▶ PROBLEM TO WORK ON
Omit every picture and write out the rest of the records exactly.

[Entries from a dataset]
___
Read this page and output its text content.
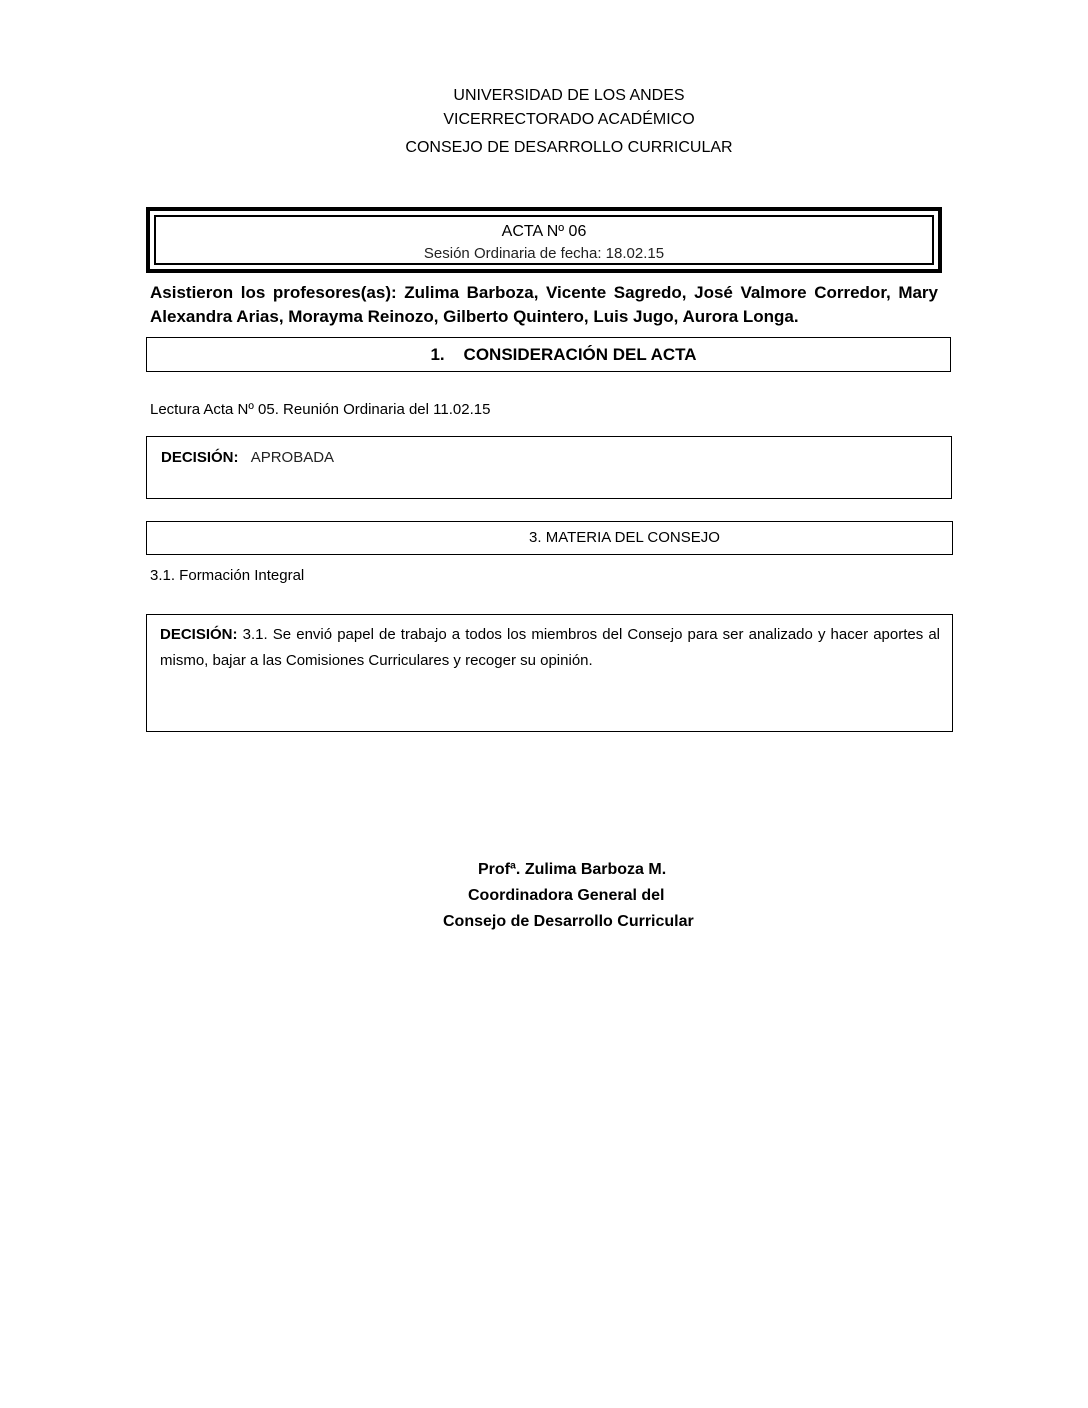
UNIVERSIDAD DE LOS ANDES
VICERRECTORADO ACADÉMICO
CONSEJO DE DESARROLLO CURRICULAR
ACTA Nº 06
Sesión Ordinaria de fecha: 18.02.15
Asistieron los profesores(as): Zulima Barboza, Vicente Sagredo, José Valmore Corredor, Mary Alexandra Arias, Morayma Reinozo, Gilberto Quintero, Luis Jugo, Aurora Longa.
1. CONSIDERACIÓN DEL ACTA
Lectura Acta Nº 05. Reunión Ordinaria del 11.02.15
DECISIÓN: APROBADA
3. MATERIA DEL CONSEJO
3.1. Formación Integral
DECISIÓN: 3.1. Se envió papel de trabajo a todos los miembros del Consejo para ser analizado y hacer aportes al mismo, bajar a las Comisiones Curriculares y recoger su opinión.
Profª. Zulima Barboza M.
Coordinadora General del
Consejo de Desarrollo Curricular
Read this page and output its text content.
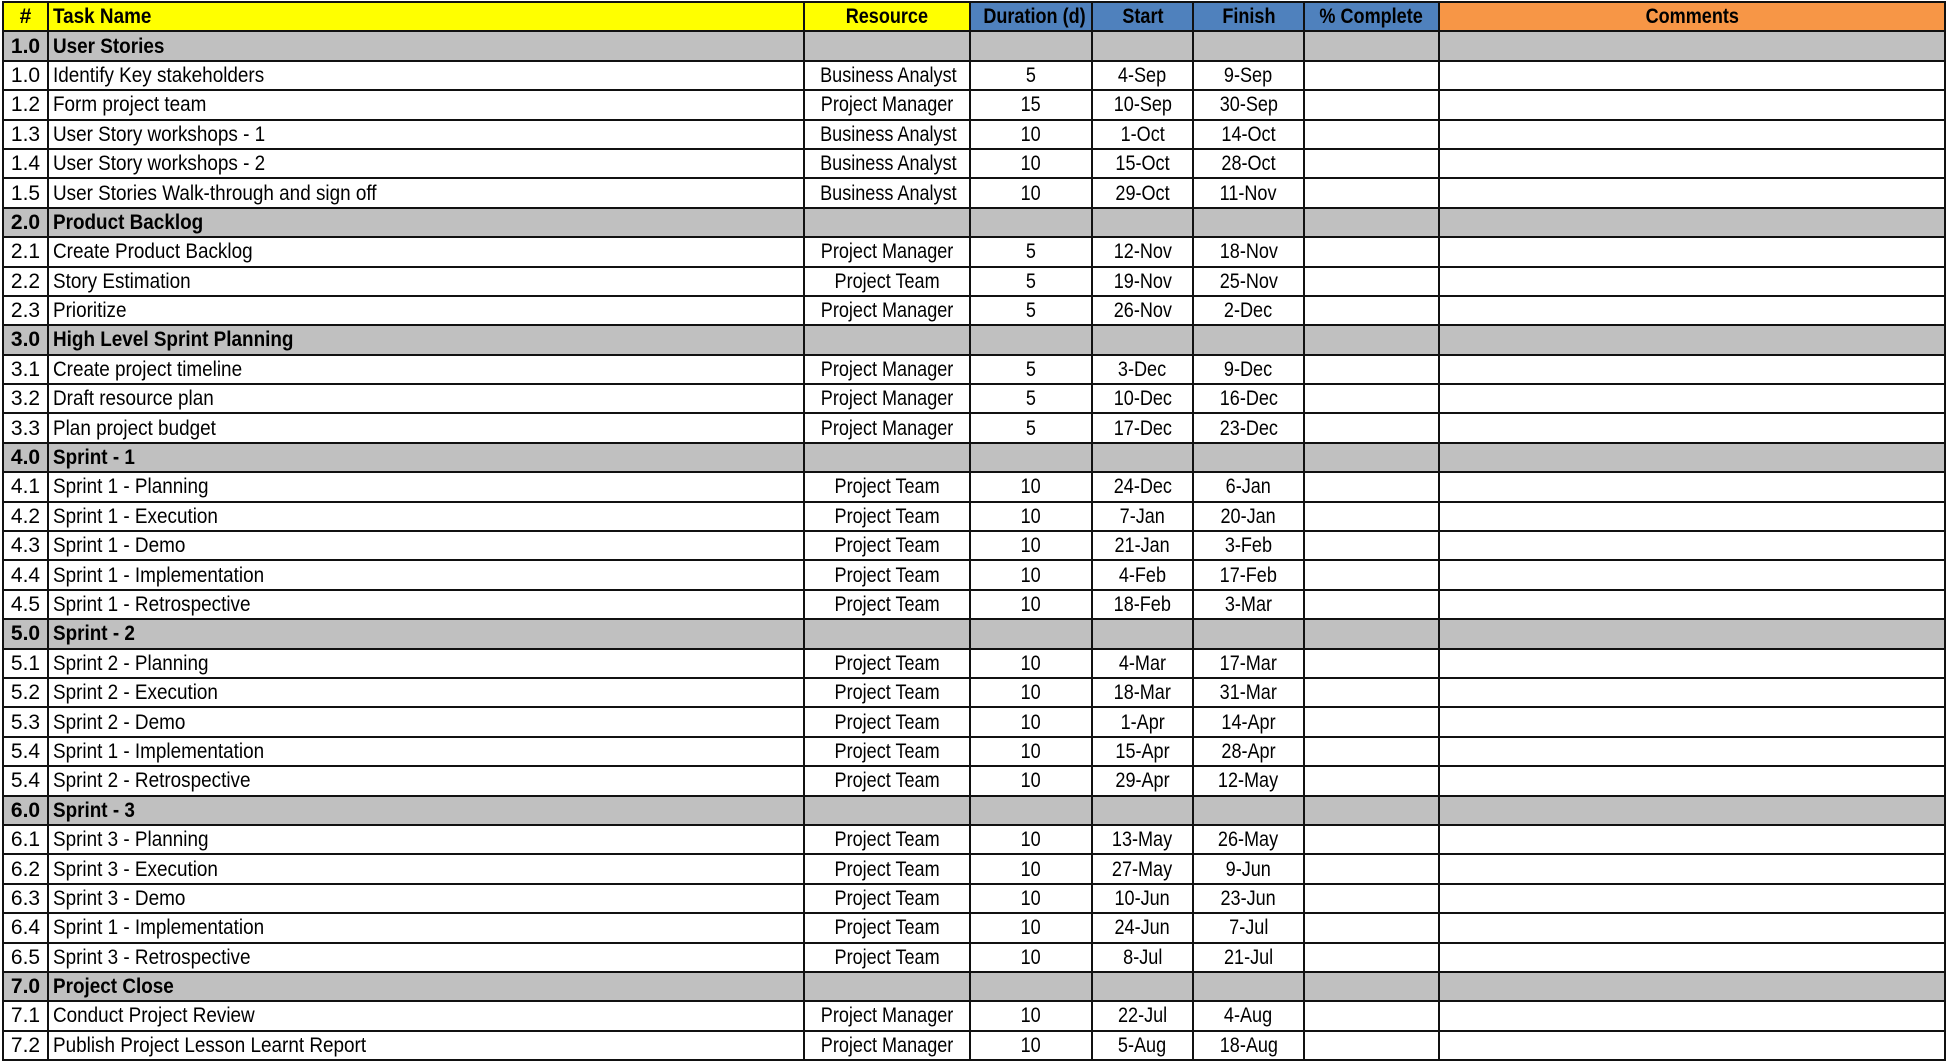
#	Task Name	Resource	Duration (d)	Start	Finish	% Complete	Comments
1.0	User Stories						
1.0	Identify Key stakeholders	Business Analyst	5	4-Sep	9-Sep		
1.2	Form project team	Project Manager	15	10-Sep	30-Sep		
1.3	User Story workshops - 1	Business Analyst	10	1-Oct	14-Oct		
1.4	User Story workshops - 2	Business Analyst	10	15-Oct	28-Oct		
1.5	User Stories Walk-through and sign off	Business Analyst	10	29-Oct	11-Nov		
2.0	Product Backlog						
2.1	Create Product Backlog	Project Manager	5	12-Nov	18-Nov		
2.2	Story Estimation	Project Team	5	19-Nov	25-Nov		
2.3	Prioritize	Project Manager	5	26-Nov	2-Dec		
3.0	High Level Sprint Planning						
3.1	Create project timeline	Project Manager	5	3-Dec	9-Dec		
3.2	Draft resource plan	Project Manager	5	10-Dec	16-Dec		
3.3	Plan project budget	Project Manager	5	17-Dec	23-Dec		
4.0	Sprint - 1						
4.1	Sprint 1 - Planning	Project Team	10	24-Dec	6-Jan		
4.2	Sprint 1 - Execution	Project Team	10	7-Jan	20-Jan		
4.3	Sprint 1 - Demo	Project Team	10	21-Jan	3-Feb		
4.4	Sprint 1 - Implementation	Project Team	10	4-Feb	17-Feb		
4.5	Sprint 1 - Retrospective	Project Team	10	18-Feb	3-Mar		
5.0	Sprint - 2						
5.1	Sprint 2 - Planning	Project Team	10	4-Mar	17-Mar		
5.2	Sprint 2 - Execution	Project Team	10	18-Mar	31-Mar		
5.3	Sprint 2 - Demo	Project Team	10	1-Apr	14-Apr		
5.4	Sprint 1 - Implementation	Project Team	10	15-Apr	28-Apr		
5.4	Sprint 2 - Retrospective	Project Team	10	29-Apr	12-May		
6.0	Sprint - 3						
6.1	Sprint 3 - Planning	Project Team	10	13-May	26-May		
6.2	Sprint 3 - Execution	Project Team	10	27-May	9-Jun		
6.3	Sprint 3 - Demo	Project Team	10	10-Jun	23-Jun		
6.4	Sprint 1 - Implementation	Project Team	10	24-Jun	7-Jul		
6.5	Sprint 3 - Retrospective	Project Team	10	8-Jul	21-Jul		
7.0	Project Close						
7.1	Conduct Project Review	Project Manager	10	22-Jul	4-Aug		
7.2	Publish Project Lesson Learnt Report	Project Manager	10	5-Aug	18-Aug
___
▶ TASK SOLUTION
Read this page and output its text content.
UNIVERSIDAD DE LOS ANDES
VICERRECTORADO ACADÉMICO
CONSEJO DE DESARROLLO CURRICULAR
ACTA Nº 06
Sesión Ordinaria de fecha: 18.02.15
Asistieron los profesores(as): Zulima Barboza, Vicente Sagredo, José Valmore Corredor, Mary Alexandra Arias, Morayma Reinozo, Gilberto Quintero, Luis Jugo, Aurora Longa.
1. CONSIDERACIÓN DEL ACTA
Lectura Acta Nº 05. Reunión Ordinaria del 11.02.15
DECISIÓN: APROBADA
3. MATERIA DEL CONSEJO
3.1. Formación Integral
DECISIÓN: 3.1. Se envió papel de trabajo a todos los miembros del Consejo para ser analizado y hacer aportes al mismo, bajar a las Comisiones Curriculares y recoger su opinión.
Profª. Zulima Barboza M.
Coordinadora General del
Consejo de Desarrollo Curricular
Read this page and output its text content.
#	Task Name	Resource	Duration (d)	Start	Finish	% Complete	Comments
1.0	User Stories						
1.0	Identify Key stakeholders	Business Analyst	5	4-Sep	9-Sep		
1.2	Form project team	Project Manager	15	10-Sep	30-Sep		
1.3	User Story workshops - 1	Business Analyst	10	1-Oct	14-Oct		
1.4	User Story workshops - 2	Business Analyst	10	15-Oct	28-Oct		
1.5	User Stories Walk-through and sign off	Business Analyst	10	29-Oct	11-Nov		
2.0	Product Backlog						
2.1	Create Product Backlog	Project Manager	5	12-Nov	18-Nov		
2.2	Story Estimation	Project Team	5	19-Nov	25-Nov		
2.3	Prioritize	Project Manager	5	26-Nov	2-Dec		
3.0	High Level Sprint Planning						
3.1	Create project timeline	Project Manager	5	3-Dec	9-Dec		
3.2	Draft resource plan	Project Manager	5	10-Dec	16-Dec		
3.3	Plan project budget	Project Manager	5	17-Dec	23-Dec		
4.0	Sprint - 1						
4.1	Sprint 1 - Planning	Project Team	10	24-Dec	6-Jan		
4.2	Sprint 1 - Execution	Project Team	10	7-Jan	20-Jan		
4.3	Sprint 1 - Demo	Project Team	10	21-Jan	3-Feb		
4.4	Sprint 1 - Implementation	Project Team	10	4-Feb	17-Feb		
4.5	Sprint 1 - Retrospective	Project Team	10	18-Feb	3-Mar		
5.0	Sprint - 2						
5.1	Sprint 2 - Planning	Project Team	10	4-Mar	17-Mar		
5.2	Sprint 2 - Execution	Project Team	10	18-Mar	31-Mar		
5.3	Sprint 2 - Demo	Project Team	10	1-Apr	14-Apr		
5.4	Sprint 1 - Implementation	Project Team	10	15-Apr	28-Apr		
5.4	Sprint 2 - Retrospective	Project Team	10	29-Apr	12-May		
6.0	Sprint - 3						
6.1	Sprint 3 - Planning	Project Team	10	13-May	26-May		
6.2	Sprint 3 - Execution	Project Team	10	27-May	9-Jun		
6.3	Sprint 3 - Demo	Project Team	10	10-Jun	23-Jun		
6.4	Sprint 1 - Implementation	Project Team	10	24-Jun	7-Jul		
6.5	Sprint 3 - Retrospective	Project Team	10	8-Jul	21-Jul		
7.0	Project Close						
7.1	Conduct Project Review	Project Manager	10	22-Jul	4-Aug		
7.2	Publish Project Lesson Learnt Report	Project Manager	10	5-Aug	18-Aug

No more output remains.